[BEGIN Provided information]

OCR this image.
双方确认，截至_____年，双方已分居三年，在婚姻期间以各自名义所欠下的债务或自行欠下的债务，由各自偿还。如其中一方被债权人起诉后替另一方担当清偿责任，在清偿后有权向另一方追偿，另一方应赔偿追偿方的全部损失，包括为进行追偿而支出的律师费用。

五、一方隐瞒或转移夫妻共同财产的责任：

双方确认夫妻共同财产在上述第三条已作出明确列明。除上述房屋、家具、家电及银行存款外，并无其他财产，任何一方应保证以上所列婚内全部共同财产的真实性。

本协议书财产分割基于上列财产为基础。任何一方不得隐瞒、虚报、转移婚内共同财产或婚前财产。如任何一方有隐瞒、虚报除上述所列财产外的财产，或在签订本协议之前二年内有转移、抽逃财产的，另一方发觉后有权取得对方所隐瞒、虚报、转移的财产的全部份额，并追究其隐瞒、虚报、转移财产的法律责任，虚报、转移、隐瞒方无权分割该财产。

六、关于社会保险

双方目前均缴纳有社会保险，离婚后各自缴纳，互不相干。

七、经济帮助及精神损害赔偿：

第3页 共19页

[END Provided information]

■ To be done ■
Print out every record again, exactly and in full.

■ Task response ■
OCR this image.
双方确认，截至_____年，双方已分居三年，在婚姻期间以各自名义所欠下的债务或自行欠下的债务，由各自偿还。如其中一方被债权人起诉后替另一方担当清偿责任，在清偿后有权向另一方追偿，另一方应赔偿追偿方的全部损失，包括为进行追偿而支出的律师费用。

五、一方隐瞒或转移夫妻共同财产的责任：

双方确认夫妻共同财产在上述第三条已作出明确列明。除上述房屋、家具、家电及银行存款外，并无其他财产，任何一方应保证以上所列婚内全部共同财产的真实性。

本协议书财产分割基于上列财产为基础。任何一方不得隐瞒、虚报、转移婚内共同财产或婚前财产。如任何一方有隐瞒、虚报除上述所列财产外的财产，或在签订本协议之前二年内有转移、抽逃财产的，另一方发觉后有权取得对方所隐瞒、虚报、转移的财产的全部份额，并追究其隐瞒、虚报、转移财产的法律责任，虚报、转移、隐瞒方无权分割该财产。

六、关于社会保险

双方目前均缴纳有社会保险，离婚后各自缴纳，互不相干。

七、经济帮助及精神损害赔偿：

第3页 共19页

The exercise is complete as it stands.